[Directive] For every line in the records that has the word "name", make a copy.

[Extracted data entries]
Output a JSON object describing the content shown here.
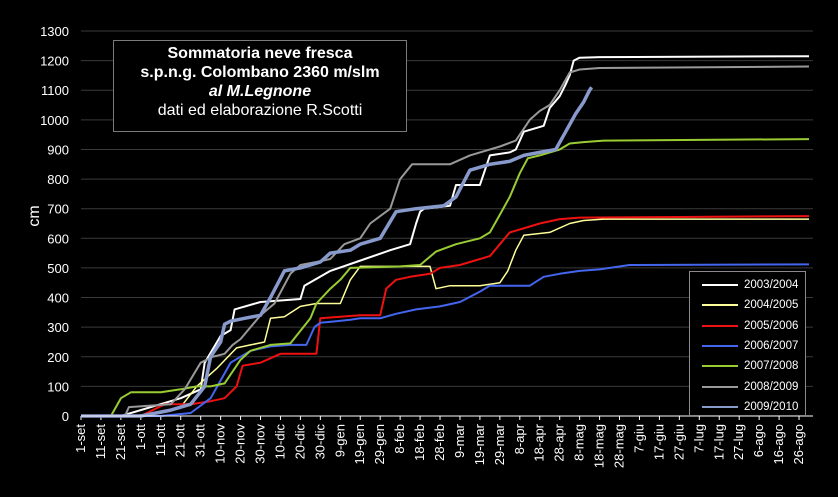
{
  "chart_data": {
    "type": "line",
    "title_lines": [
      "Sommatoria neve fresca",
      "s.p.n.g. Colombano 2360 m/slm",
      "al M.Legnone",
      "dati ed elaborazione R.Scotti"
    ],
    "ylabel": "cm",
    "xlabel": "",
    "ylim": [
      0,
      1300
    ],
    "yticks": [
      0,
      100,
      200,
      300,
      400,
      500,
      600,
      700,
      800,
      900,
      1000,
      1100,
      1200,
      1300
    ],
    "x_tick_labels": [
      "1-set",
      "11-set",
      "21-set",
      "1-ott",
      "11-ott",
      "21-ott",
      "31-ott",
      "10-nov",
      "20-nov",
      "30-nov",
      "10-dic",
      "20-dic",
      "30-dic",
      "9-gen",
      "19-gen",
      "29-gen",
      "8-feb",
      "18-feb",
      "28-feb",
      "9-mar",
      "19-mar",
      "29-mar",
      "8-apr",
      "18-apr",
      "28-apr",
      "8-mag",
      "18-mag",
      "28-mag",
      "7-giu",
      "17-giu",
      "27-giu",
      "7-lug",
      "17-lug",
      "27-lug",
      "6-ago",
      "16-ago",
      "26-ago"
    ],
    "legend_position": "bottom-right",
    "series": [
      {
        "name": "2003/2004",
        "color": "#ffffff",
        "width": 2,
        "points": [
          [
            0,
            0
          ],
          [
            20,
            0
          ],
          [
            50,
            60
          ],
          [
            60,
            90
          ],
          [
            62,
            180
          ],
          [
            70,
            270
          ],
          [
            75,
            290
          ],
          [
            77,
            360
          ],
          [
            90,
            385
          ],
          [
            100,
            390
          ],
          [
            110,
            395
          ],
          [
            112,
            440
          ],
          [
            125,
            490
          ],
          [
            138,
            520
          ],
          [
            155,
            560
          ],
          [
            165,
            580
          ],
          [
            168,
            650
          ],
          [
            170,
            690
          ],
          [
            172,
            700
          ],
          [
            185,
            710
          ],
          [
            188,
            780
          ],
          [
            200,
            780
          ],
          [
            205,
            880
          ],
          [
            215,
            890
          ],
          [
            218,
            900
          ],
          [
            222,
            960
          ],
          [
            232,
            980
          ],
          [
            235,
            1040
          ],
          [
            240,
            1080
          ],
          [
            243,
            1120
          ],
          [
            245,
            1150
          ],
          [
            247,
            1200
          ],
          [
            250,
            1210
          ],
          [
            260,
            1212
          ],
          [
            365,
            1215
          ]
        ]
      },
      {
        "name": "2004/2005",
        "color": "#ffff99",
        "width": 1.5,
        "points": [
          [
            0,
            0
          ],
          [
            25,
            0
          ],
          [
            40,
            10
          ],
          [
            50,
            30
          ],
          [
            58,
            100
          ],
          [
            68,
            160
          ],
          [
            78,
            230
          ],
          [
            85,
            240
          ],
          [
            92,
            250
          ],
          [
            95,
            330
          ],
          [
            102,
            335
          ],
          [
            110,
            370
          ],
          [
            118,
            380
          ],
          [
            130,
            380
          ],
          [
            135,
            460
          ],
          [
            140,
            505
          ],
          [
            160,
            505
          ],
          [
            175,
            505
          ],
          [
            178,
            430
          ],
          [
            185,
            440
          ],
          [
            200,
            440
          ],
          [
            210,
            450
          ],
          [
            214,
            490
          ],
          [
            218,
            560
          ],
          [
            222,
            610
          ],
          [
            235,
            620
          ],
          [
            245,
            650
          ],
          [
            252,
            660
          ],
          [
            262,
            665
          ],
          [
            365,
            665
          ]
        ]
      },
      {
        "name": "2005/2006",
        "color": "#ee1111",
        "width": 2,
        "points": [
          [
            0,
            0
          ],
          [
            30,
            0
          ],
          [
            42,
            40
          ],
          [
            55,
            40
          ],
          [
            65,
            50
          ],
          [
            72,
            60
          ],
          [
            78,
            100
          ],
          [
            81,
            170
          ],
          [
            90,
            180
          ],
          [
            100,
            210
          ],
          [
            118,
            210
          ],
          [
            120,
            330
          ],
          [
            140,
            340
          ],
          [
            150,
            340
          ],
          [
            153,
            430
          ],
          [
            158,
            460
          ],
          [
            165,
            470
          ],
          [
            175,
            480
          ],
          [
            180,
            500
          ],
          [
            190,
            510
          ],
          [
            195,
            520
          ],
          [
            205,
            540
          ],
          [
            210,
            580
          ],
          [
            215,
            620
          ],
          [
            225,
            640
          ],
          [
            230,
            650
          ],
          [
            240,
            665
          ],
          [
            250,
            670
          ],
          [
            300,
            672
          ],
          [
            365,
            675
          ]
        ]
      },
      {
        "name": "2006/2007",
        "color": "#4466ee",
        "width": 2,
        "points": [
          [
            0,
            0
          ],
          [
            40,
            0
          ],
          [
            55,
            10
          ],
          [
            65,
            60
          ],
          [
            75,
            180
          ],
          [
            85,
            220
          ],
          [
            95,
            235
          ],
          [
            105,
            240
          ],
          [
            113,
            240
          ],
          [
            117,
            300
          ],
          [
            120,
            315
          ],
          [
            128,
            320
          ],
          [
            135,
            325
          ],
          [
            140,
            330
          ],
          [
            150,
            330
          ],
          [
            158,
            345
          ],
          [
            168,
            360
          ],
          [
            180,
            370
          ],
          [
            190,
            385
          ],
          [
            200,
            420
          ],
          [
            205,
            440
          ],
          [
            225,
            440
          ],
          [
            232,
            470
          ],
          [
            240,
            480
          ],
          [
            250,
            490
          ],
          [
            260,
            495
          ],
          [
            275,
            510
          ],
          [
            365,
            512
          ]
        ]
      },
      {
        "name": "2007/2008",
        "color": "#99cc33",
        "width": 2,
        "points": [
          [
            0,
            0
          ],
          [
            15,
            0
          ],
          [
            20,
            60
          ],
          [
            25,
            80
          ],
          [
            40,
            80
          ],
          [
            50,
            90
          ],
          [
            58,
            100
          ],
          [
            65,
            100
          ],
          [
            72,
            110
          ],
          [
            80,
            190
          ],
          [
            85,
            220
          ],
          [
            95,
            240
          ],
          [
            105,
            245
          ],
          [
            115,
            330
          ],
          [
            118,
            380
          ],
          [
            125,
            430
          ],
          [
            130,
            460
          ],
          [
            135,
            500
          ],
          [
            160,
            505
          ],
          [
            170,
            510
          ],
          [
            178,
            555
          ],
          [
            188,
            580
          ],
          [
            200,
            600
          ],
          [
            205,
            620
          ],
          [
            210,
            680
          ],
          [
            215,
            740
          ],
          [
            220,
            820
          ],
          [
            224,
            870
          ],
          [
            230,
            880
          ],
          [
            240,
            900
          ],
          [
            245,
            920
          ],
          [
            252,
            925
          ],
          [
            262,
            930
          ],
          [
            365,
            935
          ]
        ]
      },
      {
        "name": "2008/2009",
        "color": "#999999",
        "width": 2,
        "points": [
          [
            0,
            0
          ],
          [
            22,
            0
          ],
          [
            24,
            30
          ],
          [
            35,
            35
          ],
          [
            45,
            40
          ],
          [
            52,
            90
          ],
          [
            60,
            180
          ],
          [
            66,
            200
          ],
          [
            72,
            210
          ],
          [
            76,
            240
          ],
          [
            80,
            260
          ],
          [
            90,
            340
          ],
          [
            97,
            380
          ],
          [
            105,
            480
          ],
          [
            110,
            510
          ],
          [
            118,
            520
          ],
          [
            125,
            530
          ],
          [
            132,
            580
          ],
          [
            140,
            600
          ],
          [
            145,
            650
          ],
          [
            155,
            700
          ],
          [
            160,
            800
          ],
          [
            166,
            850
          ],
          [
            185,
            850
          ],
          [
            195,
            880
          ],
          [
            210,
            910
          ],
          [
            218,
            930
          ],
          [
            225,
            1000
          ],
          [
            230,
            1030
          ],
          [
            235,
            1050
          ],
          [
            240,
            1100
          ],
          [
            245,
            1160
          ],
          [
            250,
            1170
          ],
          [
            260,
            1175
          ],
          [
            365,
            1180
          ]
        ]
      },
      {
        "name": "2009/2010",
        "color": "#8899cc",
        "width": 3.5,
        "points": [
          [
            0,
            0
          ],
          [
            30,
            0
          ],
          [
            45,
            20
          ],
          [
            55,
            40
          ],
          [
            62,
            100
          ],
          [
            65,
            200
          ],
          [
            70,
            250
          ],
          [
            72,
            310
          ],
          [
            75,
            320
          ],
          [
            82,
            330
          ],
          [
            90,
            340
          ],
          [
            95,
            400
          ],
          [
            102,
            490
          ],
          [
            110,
            500
          ],
          [
            120,
            520
          ],
          [
            125,
            550
          ],
          [
            135,
            560
          ],
          [
            140,
            580
          ],
          [
            150,
            600
          ],
          [
            158,
            690
          ],
          [
            168,
            700
          ],
          [
            182,
            710
          ],
          [
            188,
            740
          ],
          [
            195,
            830
          ],
          [
            205,
            850
          ],
          [
            215,
            860
          ],
          [
            222,
            880
          ],
          [
            230,
            890
          ],
          [
            238,
            900
          ],
          [
            243,
            960
          ],
          [
            248,
            1020
          ],
          [
            252,
            1060
          ],
          [
            255,
            1100
          ],
          [
            256,
            1110
          ]
        ]
      }
    ]
  }
}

[Final result]
        "name": "2003/2004",
        "name": "2004/2005",
        "name": "2005/2006",
        "name": "2006/2007",
        "name": "2007/2008",
        "name": "2008/2009",
        "name": "2009/2010",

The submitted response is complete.